## DATASET EXCERPTS:
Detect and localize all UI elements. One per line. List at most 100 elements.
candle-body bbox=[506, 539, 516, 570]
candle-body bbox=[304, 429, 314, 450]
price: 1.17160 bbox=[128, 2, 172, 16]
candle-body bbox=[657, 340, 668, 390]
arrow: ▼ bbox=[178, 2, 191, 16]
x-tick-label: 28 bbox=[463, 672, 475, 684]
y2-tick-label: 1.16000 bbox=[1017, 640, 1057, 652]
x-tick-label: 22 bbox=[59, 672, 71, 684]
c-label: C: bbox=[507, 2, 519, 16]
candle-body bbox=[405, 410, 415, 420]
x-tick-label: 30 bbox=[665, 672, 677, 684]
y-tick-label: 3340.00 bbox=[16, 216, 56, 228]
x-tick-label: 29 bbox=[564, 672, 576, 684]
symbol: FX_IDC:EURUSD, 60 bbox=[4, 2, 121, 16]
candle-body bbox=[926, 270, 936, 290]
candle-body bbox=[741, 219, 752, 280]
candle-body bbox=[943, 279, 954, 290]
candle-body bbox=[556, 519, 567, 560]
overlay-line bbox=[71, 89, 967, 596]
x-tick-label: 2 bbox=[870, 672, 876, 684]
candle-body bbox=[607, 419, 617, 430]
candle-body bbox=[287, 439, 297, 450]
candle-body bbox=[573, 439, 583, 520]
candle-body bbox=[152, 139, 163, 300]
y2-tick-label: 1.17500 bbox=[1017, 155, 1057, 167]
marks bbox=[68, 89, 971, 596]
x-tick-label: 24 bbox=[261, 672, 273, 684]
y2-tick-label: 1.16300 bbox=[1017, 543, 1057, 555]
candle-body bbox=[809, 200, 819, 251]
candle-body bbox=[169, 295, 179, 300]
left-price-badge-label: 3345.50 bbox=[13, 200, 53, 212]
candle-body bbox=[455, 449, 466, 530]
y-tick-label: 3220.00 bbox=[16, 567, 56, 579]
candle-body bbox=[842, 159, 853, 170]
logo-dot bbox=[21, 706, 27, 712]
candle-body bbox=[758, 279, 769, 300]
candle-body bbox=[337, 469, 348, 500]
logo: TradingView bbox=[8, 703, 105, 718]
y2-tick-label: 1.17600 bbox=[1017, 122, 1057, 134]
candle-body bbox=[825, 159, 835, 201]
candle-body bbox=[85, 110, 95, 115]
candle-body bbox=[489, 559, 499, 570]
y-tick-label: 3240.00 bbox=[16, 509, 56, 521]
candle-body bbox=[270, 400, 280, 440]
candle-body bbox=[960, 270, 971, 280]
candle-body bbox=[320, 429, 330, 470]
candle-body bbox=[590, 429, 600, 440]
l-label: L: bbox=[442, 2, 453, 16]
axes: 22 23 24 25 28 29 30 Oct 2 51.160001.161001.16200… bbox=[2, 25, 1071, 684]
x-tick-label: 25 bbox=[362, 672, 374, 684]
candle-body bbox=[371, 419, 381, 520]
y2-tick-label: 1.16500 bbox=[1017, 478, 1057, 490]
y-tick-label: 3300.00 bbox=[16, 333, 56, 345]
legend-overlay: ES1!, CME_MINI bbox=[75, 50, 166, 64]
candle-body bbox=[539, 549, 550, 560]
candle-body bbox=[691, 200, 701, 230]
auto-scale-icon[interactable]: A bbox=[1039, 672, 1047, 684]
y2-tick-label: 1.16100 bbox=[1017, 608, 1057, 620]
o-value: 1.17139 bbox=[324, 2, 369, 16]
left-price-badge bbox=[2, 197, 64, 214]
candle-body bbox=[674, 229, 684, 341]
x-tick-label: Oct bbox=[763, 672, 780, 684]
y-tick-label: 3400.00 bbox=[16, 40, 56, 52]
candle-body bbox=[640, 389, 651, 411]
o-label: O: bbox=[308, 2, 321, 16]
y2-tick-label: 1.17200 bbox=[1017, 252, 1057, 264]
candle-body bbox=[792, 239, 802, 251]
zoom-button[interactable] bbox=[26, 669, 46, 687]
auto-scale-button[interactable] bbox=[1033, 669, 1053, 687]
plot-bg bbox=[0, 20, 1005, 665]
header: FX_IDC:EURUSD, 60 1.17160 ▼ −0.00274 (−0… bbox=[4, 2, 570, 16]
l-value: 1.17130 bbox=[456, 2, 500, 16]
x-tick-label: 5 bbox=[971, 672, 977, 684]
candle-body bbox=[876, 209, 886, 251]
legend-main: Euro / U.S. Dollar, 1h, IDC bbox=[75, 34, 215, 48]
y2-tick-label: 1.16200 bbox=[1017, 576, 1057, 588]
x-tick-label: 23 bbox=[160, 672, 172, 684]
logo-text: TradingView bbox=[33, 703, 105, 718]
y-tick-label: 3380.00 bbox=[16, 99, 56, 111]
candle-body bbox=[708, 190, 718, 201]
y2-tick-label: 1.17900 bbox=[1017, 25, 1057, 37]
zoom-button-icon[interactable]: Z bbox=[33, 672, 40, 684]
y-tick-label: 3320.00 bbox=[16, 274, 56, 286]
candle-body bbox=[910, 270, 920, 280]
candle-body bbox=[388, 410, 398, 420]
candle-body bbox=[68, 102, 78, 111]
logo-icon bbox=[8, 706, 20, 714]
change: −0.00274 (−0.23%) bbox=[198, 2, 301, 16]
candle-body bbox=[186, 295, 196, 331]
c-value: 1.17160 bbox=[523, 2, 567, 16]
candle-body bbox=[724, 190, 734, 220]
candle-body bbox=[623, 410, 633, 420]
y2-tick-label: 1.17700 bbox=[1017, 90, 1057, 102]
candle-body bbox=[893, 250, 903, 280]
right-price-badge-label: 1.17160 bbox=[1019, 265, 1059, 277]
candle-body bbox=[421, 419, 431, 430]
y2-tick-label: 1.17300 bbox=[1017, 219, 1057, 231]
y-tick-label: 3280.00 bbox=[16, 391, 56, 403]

* * *

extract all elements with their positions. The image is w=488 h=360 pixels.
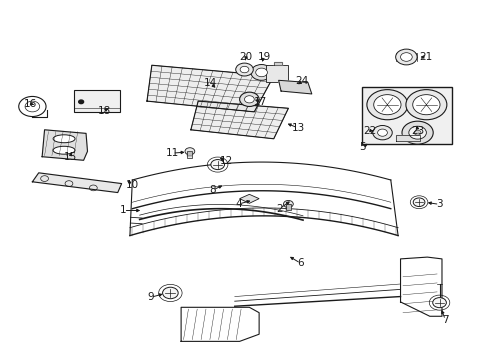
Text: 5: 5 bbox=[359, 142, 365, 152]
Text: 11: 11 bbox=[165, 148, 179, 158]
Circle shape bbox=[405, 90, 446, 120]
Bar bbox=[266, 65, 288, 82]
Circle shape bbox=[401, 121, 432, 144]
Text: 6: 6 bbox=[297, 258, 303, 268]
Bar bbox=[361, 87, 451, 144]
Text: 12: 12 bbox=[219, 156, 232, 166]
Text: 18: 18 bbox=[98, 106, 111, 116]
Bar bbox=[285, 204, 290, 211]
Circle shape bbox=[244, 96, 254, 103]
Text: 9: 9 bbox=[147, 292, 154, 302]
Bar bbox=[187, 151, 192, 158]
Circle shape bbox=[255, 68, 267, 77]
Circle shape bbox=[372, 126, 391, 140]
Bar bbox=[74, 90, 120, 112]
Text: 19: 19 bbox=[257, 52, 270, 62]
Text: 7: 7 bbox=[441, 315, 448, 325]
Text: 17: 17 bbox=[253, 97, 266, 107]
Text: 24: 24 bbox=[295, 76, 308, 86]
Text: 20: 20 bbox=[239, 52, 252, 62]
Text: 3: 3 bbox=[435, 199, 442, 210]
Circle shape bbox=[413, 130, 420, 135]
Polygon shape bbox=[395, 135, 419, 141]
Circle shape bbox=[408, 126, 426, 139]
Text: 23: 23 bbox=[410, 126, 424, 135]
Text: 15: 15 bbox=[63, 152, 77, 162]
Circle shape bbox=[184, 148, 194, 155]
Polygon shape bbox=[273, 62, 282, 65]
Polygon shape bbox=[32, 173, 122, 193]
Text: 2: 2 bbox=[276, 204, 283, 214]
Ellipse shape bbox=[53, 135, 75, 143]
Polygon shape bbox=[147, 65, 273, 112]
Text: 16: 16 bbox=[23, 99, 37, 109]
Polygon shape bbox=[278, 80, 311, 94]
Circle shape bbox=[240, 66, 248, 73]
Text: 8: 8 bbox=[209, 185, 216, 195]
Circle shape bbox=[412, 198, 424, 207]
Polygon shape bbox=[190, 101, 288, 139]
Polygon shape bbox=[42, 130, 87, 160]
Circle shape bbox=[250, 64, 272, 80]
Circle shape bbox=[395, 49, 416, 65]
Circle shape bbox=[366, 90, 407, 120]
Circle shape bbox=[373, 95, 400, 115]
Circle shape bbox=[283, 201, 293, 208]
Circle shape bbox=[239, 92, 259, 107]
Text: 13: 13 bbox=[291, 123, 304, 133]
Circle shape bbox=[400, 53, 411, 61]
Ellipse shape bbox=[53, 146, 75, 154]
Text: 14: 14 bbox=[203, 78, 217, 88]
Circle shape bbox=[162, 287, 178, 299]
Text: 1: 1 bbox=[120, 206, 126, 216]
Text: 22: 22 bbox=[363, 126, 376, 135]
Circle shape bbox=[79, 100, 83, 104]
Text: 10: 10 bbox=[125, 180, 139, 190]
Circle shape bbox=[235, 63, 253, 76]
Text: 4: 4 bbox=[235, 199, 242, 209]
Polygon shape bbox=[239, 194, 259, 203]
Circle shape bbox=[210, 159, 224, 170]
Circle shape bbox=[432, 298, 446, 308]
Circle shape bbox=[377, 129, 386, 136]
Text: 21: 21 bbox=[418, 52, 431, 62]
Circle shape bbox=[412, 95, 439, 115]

...

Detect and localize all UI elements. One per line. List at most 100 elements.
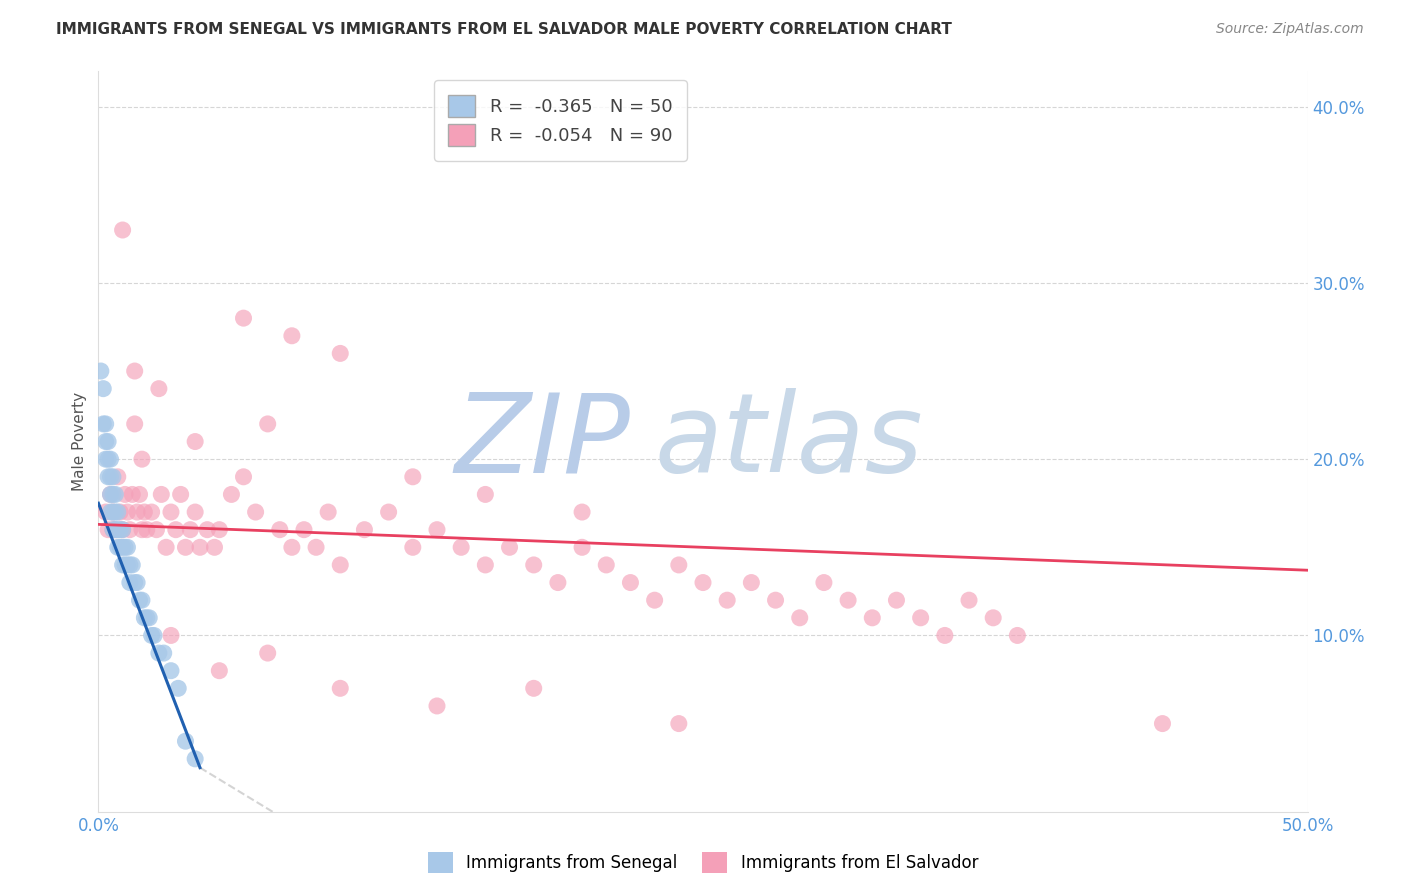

## TO BE DONE:
Write out the listing lines exactly, starting at the line that contains "extract all elements" and ending after the line that contains "Polygon shape bbox=[395, 135, 419, 141]". Omit the picture from your answer.

## RESULT FOR THIS TASK:
extract all elements with their positions. The image is w=488 h=360 pixels.
Text: 5: 5 bbox=[359, 142, 365, 152]
Text: 11: 11 bbox=[165, 148, 179, 158]
Circle shape bbox=[405, 90, 446, 120]
Bar bbox=[266, 65, 288, 82]
Circle shape bbox=[401, 121, 432, 144]
Text: 6: 6 bbox=[297, 258, 303, 268]
Bar bbox=[361, 87, 451, 144]
Text: 12: 12 bbox=[219, 156, 232, 166]
Text: 18: 18 bbox=[98, 106, 111, 116]
Bar bbox=[285, 204, 290, 211]
Circle shape bbox=[244, 96, 254, 103]
Text: 9: 9 bbox=[147, 292, 154, 302]
Bar bbox=[187, 151, 192, 158]
Circle shape bbox=[255, 68, 267, 77]
Circle shape bbox=[372, 126, 391, 140]
Bar bbox=[74, 90, 120, 112]
Text: 19: 19 bbox=[257, 52, 270, 62]
Text: 7: 7 bbox=[441, 315, 448, 325]
Text: 17: 17 bbox=[253, 97, 266, 107]
Text: 24: 24 bbox=[295, 76, 308, 86]
Text: 20: 20 bbox=[239, 52, 252, 62]
Text: 3: 3 bbox=[435, 199, 442, 210]
Circle shape bbox=[413, 130, 420, 135]
Polygon shape bbox=[395, 135, 419, 141]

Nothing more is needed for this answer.